• What the exercise asks: Identify every line in the records below that contains the word "this", and copy each of those lines.

• Material:
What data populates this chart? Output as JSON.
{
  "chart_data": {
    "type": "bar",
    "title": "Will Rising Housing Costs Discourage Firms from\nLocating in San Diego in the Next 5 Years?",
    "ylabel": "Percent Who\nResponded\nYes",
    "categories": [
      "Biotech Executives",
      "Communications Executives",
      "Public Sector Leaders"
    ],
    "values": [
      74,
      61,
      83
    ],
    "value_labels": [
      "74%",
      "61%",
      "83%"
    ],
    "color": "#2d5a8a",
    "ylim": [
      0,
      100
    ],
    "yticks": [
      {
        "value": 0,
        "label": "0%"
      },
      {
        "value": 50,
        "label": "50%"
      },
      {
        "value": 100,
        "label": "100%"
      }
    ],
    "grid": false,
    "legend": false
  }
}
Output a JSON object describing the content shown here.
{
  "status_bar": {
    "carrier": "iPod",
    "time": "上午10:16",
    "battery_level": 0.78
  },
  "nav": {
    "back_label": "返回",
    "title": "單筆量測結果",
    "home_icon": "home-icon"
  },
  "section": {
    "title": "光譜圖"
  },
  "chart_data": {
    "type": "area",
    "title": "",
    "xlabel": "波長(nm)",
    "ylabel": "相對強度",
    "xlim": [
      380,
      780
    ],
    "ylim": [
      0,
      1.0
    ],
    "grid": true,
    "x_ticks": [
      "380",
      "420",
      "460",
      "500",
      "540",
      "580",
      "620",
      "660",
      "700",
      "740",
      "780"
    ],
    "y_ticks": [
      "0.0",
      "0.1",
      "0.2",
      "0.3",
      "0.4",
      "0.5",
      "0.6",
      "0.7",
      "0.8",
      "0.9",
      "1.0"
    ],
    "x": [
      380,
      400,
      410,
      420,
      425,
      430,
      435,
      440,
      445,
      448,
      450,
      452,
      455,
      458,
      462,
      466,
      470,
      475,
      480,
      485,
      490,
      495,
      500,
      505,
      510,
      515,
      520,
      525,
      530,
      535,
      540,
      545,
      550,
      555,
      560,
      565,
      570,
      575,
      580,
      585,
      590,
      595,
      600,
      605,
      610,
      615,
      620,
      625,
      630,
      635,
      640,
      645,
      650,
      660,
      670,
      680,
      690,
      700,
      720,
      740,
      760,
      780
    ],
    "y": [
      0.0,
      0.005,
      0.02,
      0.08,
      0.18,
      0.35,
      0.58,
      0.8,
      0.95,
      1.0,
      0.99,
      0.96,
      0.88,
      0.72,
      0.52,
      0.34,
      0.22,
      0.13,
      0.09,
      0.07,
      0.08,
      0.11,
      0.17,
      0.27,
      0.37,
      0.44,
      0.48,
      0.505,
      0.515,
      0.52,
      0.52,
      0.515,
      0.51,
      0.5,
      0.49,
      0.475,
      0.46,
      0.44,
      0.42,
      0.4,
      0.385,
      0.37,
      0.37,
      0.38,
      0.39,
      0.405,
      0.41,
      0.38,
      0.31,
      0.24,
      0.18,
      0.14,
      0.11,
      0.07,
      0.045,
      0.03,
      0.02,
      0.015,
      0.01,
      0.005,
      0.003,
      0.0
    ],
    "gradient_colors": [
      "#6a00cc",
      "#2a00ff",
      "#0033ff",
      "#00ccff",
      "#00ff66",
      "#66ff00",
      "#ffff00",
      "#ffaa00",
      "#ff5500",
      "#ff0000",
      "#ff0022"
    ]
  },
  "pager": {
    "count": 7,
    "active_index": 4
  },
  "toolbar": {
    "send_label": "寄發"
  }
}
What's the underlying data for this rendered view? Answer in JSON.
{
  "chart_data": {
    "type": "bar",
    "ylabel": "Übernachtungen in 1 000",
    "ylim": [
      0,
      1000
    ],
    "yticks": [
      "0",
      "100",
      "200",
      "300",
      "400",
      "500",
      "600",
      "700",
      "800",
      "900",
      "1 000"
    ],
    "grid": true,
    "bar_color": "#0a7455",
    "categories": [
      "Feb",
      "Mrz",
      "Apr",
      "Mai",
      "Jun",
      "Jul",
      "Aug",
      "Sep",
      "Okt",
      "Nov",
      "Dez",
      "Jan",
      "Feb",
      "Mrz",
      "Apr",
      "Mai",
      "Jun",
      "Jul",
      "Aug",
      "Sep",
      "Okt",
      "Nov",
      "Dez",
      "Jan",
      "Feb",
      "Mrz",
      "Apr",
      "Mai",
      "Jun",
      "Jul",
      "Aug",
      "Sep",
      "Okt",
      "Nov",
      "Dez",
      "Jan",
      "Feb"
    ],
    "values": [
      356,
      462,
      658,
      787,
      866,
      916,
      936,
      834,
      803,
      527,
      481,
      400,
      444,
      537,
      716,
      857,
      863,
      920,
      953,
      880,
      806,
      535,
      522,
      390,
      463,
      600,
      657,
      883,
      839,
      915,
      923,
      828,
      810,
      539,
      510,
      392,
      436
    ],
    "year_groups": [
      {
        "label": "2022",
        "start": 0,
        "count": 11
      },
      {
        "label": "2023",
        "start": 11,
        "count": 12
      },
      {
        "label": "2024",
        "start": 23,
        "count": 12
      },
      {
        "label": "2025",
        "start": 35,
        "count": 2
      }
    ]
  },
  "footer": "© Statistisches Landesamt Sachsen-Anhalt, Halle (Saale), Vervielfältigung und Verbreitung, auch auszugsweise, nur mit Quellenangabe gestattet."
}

• Exercise result:
What data populates this chart? Output as JSON.
What's the underlying data for this rendered view? Answer in JSON.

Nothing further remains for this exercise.